#### [EXERCISE GOAL]
Retype the whole listing verbatim and keep the pictures out of it.

[Dataset rows]
□ □ □ □ □ □ □

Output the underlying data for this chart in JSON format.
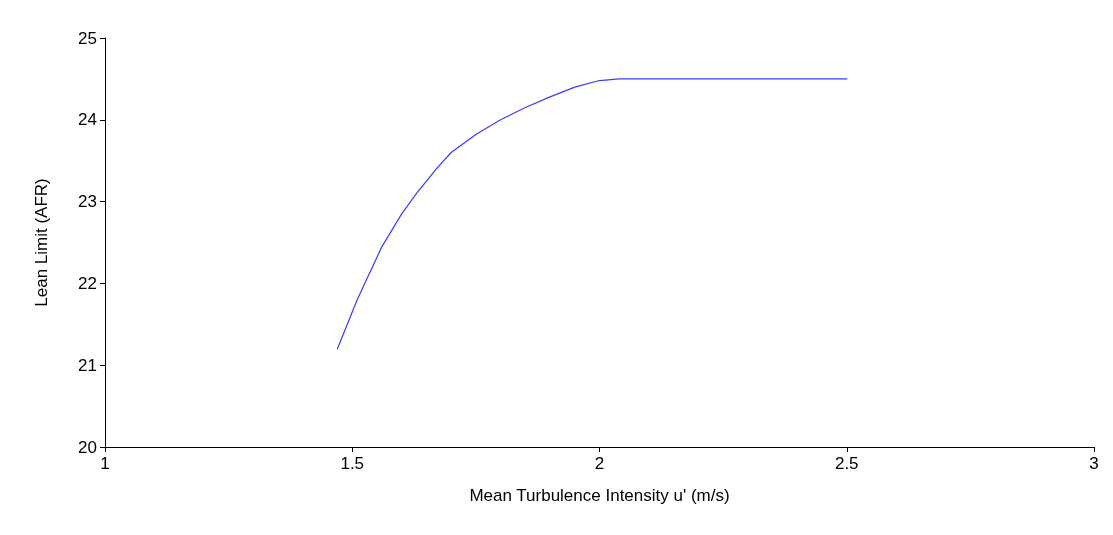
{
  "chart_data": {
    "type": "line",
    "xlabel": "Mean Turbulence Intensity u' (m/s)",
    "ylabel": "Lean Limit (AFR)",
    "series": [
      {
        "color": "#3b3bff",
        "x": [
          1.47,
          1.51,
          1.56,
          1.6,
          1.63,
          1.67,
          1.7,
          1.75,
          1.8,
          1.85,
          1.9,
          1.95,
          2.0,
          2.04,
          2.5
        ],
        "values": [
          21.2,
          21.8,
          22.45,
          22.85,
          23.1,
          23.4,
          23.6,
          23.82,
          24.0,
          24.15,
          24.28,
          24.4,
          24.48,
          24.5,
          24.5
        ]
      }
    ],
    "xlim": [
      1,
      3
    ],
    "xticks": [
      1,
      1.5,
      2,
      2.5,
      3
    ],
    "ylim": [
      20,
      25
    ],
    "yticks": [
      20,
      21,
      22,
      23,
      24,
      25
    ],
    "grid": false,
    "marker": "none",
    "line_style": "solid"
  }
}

□ □ □ □ □ □ □

#### [TASK OUTPUT]
Output the underlying data for this chart in JSON format.
{
  "chart_data": {
    "type": "line",
    "xlabel": "Mean Turbulence Intensity u' (m/s)",
    "ylabel": "Lean Limit (AFR)",
    "series": [
      {
        "color": "#3b3bff",
        "x": [
          1.47,
          1.51,
          1.56,
          1.6,
          1.63,
          1.67,
          1.7,
          1.75,
          1.8,
          1.85,
          1.9,
          1.95,
          2.0,
          2.04,
          2.5
        ],
        "values": [
          21.2,
          21.8,
          22.45,
          22.85,
          23.1,
          23.4,
          23.6,
          23.82,
          24.0,
          24.15,
          24.28,
          24.4,
          24.48,
          24.5,
          24.5
        ]
      }
    ],
    "xlim": [
      1,
      3
    ],
    "xticks": [
      1,
      1.5,
      2,
      2.5,
      3
    ],
    "ylim": [
      20,
      25
    ],
    "yticks": [
      20,
      21,
      22,
      23,
      24,
      25
    ],
    "grid": false,
    "marker": "none",
    "line_style": "solid"
  }
}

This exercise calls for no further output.